(Instructions to follow) Extract all lines in the data that contain the word "title".
━━━━━━
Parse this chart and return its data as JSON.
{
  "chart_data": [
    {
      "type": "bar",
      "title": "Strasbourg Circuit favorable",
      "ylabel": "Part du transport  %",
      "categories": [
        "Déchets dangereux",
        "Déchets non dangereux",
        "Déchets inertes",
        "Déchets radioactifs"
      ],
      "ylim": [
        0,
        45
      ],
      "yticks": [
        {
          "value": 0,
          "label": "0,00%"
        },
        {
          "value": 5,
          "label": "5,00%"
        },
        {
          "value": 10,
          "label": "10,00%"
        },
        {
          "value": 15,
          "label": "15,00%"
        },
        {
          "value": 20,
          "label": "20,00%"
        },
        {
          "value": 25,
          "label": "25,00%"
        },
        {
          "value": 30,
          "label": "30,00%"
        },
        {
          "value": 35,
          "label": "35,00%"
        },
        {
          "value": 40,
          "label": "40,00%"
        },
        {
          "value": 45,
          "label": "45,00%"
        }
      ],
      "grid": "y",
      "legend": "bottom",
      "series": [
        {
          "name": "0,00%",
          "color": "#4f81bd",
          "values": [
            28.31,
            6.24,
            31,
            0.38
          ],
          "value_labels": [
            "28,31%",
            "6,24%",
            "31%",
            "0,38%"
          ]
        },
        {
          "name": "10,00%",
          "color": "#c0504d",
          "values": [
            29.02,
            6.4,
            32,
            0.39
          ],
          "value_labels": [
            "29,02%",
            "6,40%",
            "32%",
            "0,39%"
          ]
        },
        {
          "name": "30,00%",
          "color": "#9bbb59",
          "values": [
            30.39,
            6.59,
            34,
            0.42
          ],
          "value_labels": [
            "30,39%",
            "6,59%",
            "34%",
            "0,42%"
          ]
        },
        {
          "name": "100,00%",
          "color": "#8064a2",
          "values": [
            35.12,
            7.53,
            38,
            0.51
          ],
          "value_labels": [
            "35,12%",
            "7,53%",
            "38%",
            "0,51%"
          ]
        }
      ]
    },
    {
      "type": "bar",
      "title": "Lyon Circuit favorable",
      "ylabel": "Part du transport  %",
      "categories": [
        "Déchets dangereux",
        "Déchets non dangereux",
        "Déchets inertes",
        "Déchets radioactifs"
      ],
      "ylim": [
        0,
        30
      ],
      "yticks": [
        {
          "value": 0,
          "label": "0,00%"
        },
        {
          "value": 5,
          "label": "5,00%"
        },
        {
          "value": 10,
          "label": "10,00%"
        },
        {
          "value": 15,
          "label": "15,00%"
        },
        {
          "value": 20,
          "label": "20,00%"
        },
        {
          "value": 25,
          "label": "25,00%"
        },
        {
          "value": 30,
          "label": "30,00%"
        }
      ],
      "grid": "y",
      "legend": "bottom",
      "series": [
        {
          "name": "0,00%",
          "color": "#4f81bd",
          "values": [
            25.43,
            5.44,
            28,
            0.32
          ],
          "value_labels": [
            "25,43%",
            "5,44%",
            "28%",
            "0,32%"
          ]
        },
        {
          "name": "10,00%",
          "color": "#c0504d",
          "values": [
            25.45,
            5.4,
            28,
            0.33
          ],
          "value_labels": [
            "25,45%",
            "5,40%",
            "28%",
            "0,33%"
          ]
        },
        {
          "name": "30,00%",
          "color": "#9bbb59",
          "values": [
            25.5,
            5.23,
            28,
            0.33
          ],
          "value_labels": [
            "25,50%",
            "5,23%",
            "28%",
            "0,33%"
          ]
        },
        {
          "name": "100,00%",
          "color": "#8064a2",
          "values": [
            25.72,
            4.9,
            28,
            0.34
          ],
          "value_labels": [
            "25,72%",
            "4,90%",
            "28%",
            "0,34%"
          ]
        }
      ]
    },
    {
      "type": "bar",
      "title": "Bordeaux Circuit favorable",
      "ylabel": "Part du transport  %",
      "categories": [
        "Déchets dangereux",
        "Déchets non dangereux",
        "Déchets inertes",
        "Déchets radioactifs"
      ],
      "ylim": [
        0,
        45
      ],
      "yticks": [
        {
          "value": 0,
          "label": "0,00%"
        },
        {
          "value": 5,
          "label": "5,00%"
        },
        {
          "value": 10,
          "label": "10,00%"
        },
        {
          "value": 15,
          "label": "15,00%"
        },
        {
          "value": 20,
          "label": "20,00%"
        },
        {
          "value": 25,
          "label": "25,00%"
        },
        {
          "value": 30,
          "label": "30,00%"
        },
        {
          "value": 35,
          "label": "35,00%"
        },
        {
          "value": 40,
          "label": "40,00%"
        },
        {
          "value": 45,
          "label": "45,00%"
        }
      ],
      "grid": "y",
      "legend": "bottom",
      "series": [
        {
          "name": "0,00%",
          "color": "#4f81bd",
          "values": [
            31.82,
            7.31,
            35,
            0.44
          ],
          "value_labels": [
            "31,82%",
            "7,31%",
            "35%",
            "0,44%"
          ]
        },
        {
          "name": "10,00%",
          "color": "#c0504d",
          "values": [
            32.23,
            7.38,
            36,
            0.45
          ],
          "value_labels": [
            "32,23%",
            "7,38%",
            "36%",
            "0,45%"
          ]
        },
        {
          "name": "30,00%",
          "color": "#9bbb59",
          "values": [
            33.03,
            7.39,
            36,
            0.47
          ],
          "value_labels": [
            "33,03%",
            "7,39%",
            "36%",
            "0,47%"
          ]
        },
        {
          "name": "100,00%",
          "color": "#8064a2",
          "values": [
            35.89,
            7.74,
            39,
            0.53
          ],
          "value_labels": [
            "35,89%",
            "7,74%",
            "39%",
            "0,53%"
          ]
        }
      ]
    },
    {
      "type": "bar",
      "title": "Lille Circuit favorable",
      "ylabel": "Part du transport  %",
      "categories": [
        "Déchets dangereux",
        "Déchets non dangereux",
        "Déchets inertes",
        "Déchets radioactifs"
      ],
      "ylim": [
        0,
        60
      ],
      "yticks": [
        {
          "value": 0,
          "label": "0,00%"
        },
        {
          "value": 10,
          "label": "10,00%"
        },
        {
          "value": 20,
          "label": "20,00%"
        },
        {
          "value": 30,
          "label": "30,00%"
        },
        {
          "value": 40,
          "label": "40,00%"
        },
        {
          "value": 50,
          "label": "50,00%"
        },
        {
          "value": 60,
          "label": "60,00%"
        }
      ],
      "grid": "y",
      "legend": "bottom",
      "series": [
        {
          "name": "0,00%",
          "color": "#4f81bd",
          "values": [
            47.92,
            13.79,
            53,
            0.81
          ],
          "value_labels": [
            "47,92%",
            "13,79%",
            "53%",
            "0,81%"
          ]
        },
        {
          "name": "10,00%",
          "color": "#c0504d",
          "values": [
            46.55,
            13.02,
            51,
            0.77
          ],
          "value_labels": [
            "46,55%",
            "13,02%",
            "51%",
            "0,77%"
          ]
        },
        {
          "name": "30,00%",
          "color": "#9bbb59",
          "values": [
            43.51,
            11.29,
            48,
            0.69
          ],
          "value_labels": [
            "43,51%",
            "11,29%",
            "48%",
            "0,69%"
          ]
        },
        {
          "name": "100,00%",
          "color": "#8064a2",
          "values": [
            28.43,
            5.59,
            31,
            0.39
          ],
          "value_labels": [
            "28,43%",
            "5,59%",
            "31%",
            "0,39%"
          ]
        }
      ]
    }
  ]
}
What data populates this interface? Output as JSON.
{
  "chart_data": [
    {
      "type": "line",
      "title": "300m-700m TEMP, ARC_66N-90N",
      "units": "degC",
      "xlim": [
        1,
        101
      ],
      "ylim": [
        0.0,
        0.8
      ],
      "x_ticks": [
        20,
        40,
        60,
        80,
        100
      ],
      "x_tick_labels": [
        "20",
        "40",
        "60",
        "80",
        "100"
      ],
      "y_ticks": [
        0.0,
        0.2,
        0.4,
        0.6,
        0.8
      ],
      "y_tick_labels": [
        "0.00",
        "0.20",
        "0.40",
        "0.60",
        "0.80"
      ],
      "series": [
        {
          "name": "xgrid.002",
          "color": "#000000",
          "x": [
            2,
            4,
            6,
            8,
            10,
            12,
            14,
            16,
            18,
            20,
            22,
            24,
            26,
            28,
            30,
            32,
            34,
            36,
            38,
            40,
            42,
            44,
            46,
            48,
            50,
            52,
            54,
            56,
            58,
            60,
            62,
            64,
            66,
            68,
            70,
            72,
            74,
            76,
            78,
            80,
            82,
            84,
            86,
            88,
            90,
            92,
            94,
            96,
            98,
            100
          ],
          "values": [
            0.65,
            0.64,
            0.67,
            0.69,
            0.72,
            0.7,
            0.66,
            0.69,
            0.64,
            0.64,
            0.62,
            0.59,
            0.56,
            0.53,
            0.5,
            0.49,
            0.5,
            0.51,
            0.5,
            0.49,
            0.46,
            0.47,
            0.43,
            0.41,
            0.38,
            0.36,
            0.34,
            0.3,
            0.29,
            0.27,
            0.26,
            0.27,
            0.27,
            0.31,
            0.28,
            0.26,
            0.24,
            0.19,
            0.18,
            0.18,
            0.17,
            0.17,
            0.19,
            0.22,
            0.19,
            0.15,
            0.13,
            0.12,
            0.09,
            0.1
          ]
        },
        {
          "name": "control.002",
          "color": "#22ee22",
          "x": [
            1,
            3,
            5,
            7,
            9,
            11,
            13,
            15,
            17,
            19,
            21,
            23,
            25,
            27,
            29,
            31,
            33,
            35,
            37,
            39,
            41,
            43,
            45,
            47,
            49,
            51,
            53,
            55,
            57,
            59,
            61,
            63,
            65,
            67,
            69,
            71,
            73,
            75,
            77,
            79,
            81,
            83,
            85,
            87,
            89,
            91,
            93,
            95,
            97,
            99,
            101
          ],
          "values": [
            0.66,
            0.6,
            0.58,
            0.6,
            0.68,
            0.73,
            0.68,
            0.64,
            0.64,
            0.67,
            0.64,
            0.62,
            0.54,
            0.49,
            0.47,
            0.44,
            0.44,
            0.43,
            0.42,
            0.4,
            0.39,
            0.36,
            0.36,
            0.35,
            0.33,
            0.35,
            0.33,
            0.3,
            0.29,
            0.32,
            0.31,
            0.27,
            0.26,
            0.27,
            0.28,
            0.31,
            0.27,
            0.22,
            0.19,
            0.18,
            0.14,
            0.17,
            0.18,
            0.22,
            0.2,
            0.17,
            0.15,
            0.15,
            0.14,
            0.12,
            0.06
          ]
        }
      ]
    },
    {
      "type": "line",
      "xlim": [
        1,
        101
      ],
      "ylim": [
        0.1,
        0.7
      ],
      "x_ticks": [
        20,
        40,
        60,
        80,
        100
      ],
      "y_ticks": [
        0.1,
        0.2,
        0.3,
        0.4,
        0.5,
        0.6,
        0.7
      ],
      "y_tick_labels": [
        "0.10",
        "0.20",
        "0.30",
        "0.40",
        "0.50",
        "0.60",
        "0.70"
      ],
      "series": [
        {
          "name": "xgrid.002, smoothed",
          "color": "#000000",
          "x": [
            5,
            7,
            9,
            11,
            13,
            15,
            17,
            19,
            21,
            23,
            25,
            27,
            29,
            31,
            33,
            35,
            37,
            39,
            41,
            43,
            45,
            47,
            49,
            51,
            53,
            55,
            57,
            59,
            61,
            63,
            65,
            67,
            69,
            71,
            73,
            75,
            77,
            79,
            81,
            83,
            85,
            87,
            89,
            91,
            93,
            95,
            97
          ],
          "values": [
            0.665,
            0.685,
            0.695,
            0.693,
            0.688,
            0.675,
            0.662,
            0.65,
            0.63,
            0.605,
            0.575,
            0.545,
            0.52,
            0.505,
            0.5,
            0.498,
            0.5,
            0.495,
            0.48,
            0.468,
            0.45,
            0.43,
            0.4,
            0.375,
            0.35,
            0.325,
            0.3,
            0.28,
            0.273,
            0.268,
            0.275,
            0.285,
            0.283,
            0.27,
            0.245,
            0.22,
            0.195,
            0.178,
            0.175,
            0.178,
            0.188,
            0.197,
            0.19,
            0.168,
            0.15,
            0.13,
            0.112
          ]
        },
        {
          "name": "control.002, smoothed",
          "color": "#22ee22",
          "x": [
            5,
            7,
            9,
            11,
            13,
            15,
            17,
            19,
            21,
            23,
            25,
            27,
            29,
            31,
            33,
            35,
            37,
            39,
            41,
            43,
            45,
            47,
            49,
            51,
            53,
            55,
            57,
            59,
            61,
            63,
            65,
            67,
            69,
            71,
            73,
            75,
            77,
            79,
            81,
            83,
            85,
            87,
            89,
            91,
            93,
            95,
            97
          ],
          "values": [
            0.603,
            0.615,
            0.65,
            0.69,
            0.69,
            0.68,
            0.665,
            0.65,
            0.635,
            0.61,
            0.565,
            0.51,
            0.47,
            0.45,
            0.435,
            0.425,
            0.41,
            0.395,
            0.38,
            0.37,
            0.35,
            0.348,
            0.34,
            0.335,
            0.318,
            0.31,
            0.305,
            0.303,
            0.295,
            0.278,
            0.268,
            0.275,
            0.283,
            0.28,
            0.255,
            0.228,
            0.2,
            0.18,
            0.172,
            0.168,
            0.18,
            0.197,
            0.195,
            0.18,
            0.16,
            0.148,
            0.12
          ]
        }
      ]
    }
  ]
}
━━━━━━
(Final answer)
      "title": "Strasbourg Circuit favorable",
      "title": "Lyon Circuit favorable",
      "title": "Bordeaux Circuit favorable",
      "title": "Lille Circuit favorable",
      "title": "300m-700m TEMP, ARC_66N-90N",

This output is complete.